DATA ROWS:
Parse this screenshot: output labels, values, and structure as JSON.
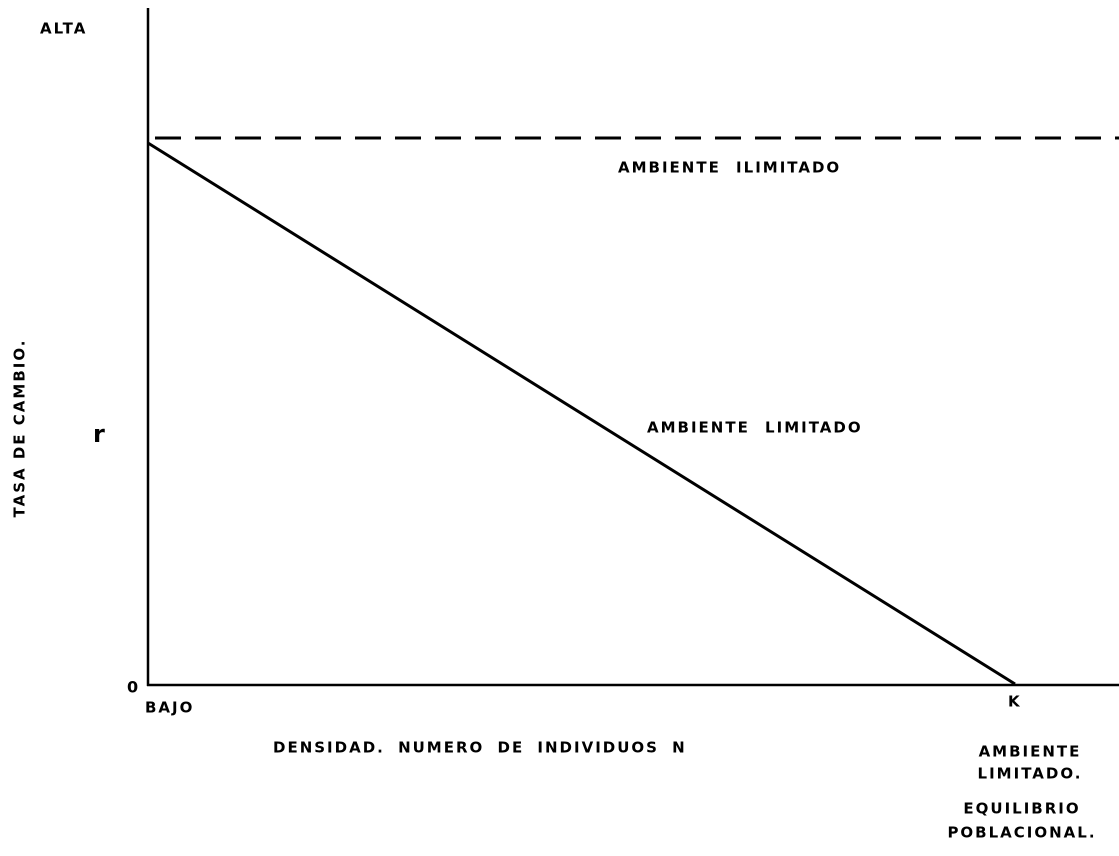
{
  "axes": {
    "y_top": "ALTA",
    "y_label": "TASA DE CAMBIO.",
    "y_mid": "r",
    "origin": "0",
    "x_start": "BAJO",
    "x_label": "DENSIDAD. NUMERO DE INDIVIDUOS N",
    "x_end": "K"
  },
  "curves": {
    "unlimited": "AMBIENTE ILIMITADO",
    "limited": "AMBIENTE LIMITADO"
  },
  "k_notes": [
    [
      "AMBIENTE",
      "LIMITADO."
    ],
    [
      "EQUILIBRIO",
      "POBLACIONAL."
    ]
  ]
}
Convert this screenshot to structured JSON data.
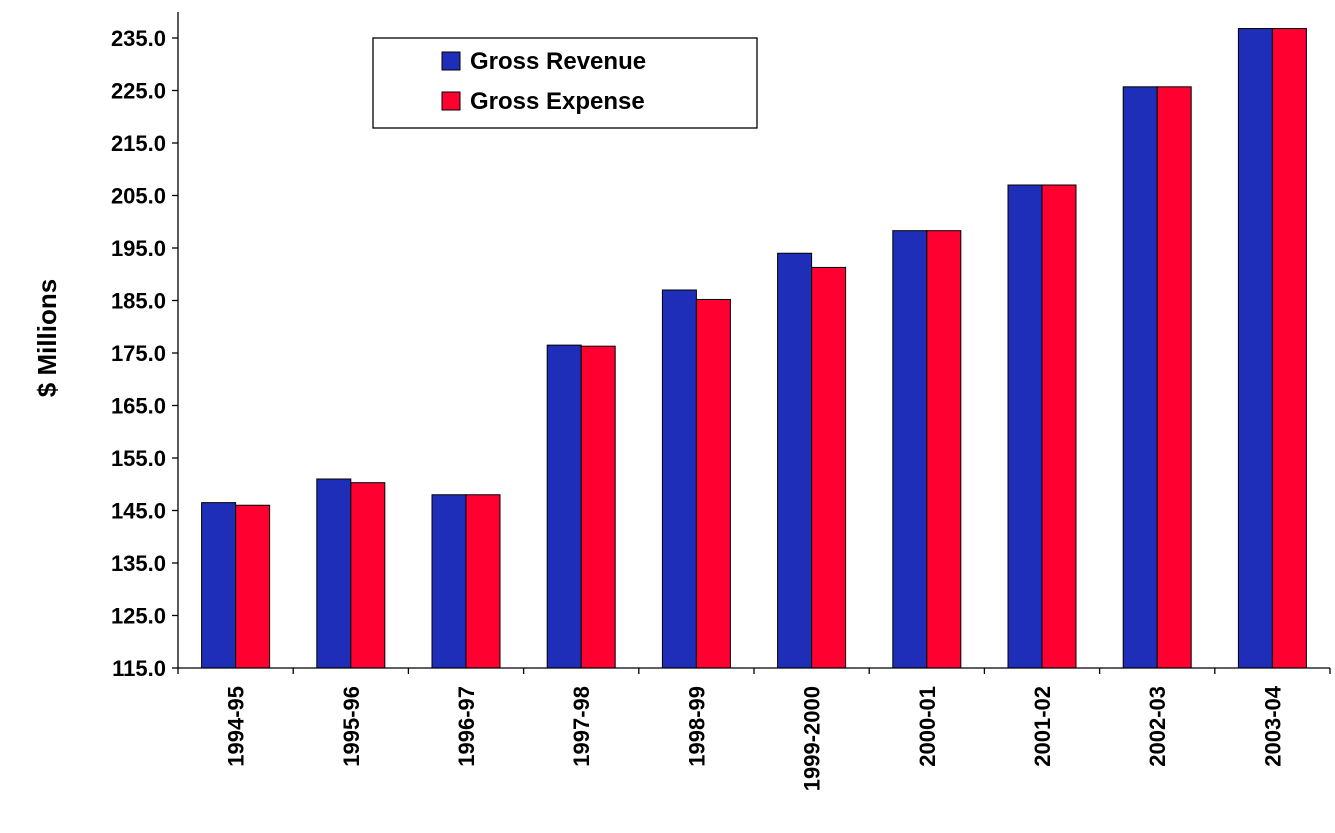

EXERCISE AIM:
Each entry above should be reproduced exactly, with the pictures removed.

ANSWER FOR THE TASK:
Parse this screenshot: output labels, values, and structure as JSON.
{
  "axes": {
    "y_top": "ALTA",
    "y_label": "TASA DE CAMBIO.",
    "y_mid": "r",
    "origin": "0",
    "x_start": "BAJO",
    "x_label": "DENSIDAD. NUMERO DE INDIVIDUOS N",
    "x_end": "K"
  },
  "curves": {
    "unlimited": "AMBIENTE ILIMITADO",
    "limited": "AMBIENTE LIMITADO"
  },
  "k_notes": [
    [
      "AMBIENTE",
      "LIMITADO."
    ],
    [
      "EQUILIBRIO",
      "POBLACIONAL."
    ]
  ]
}
Convert this screenshot to structured JSON data.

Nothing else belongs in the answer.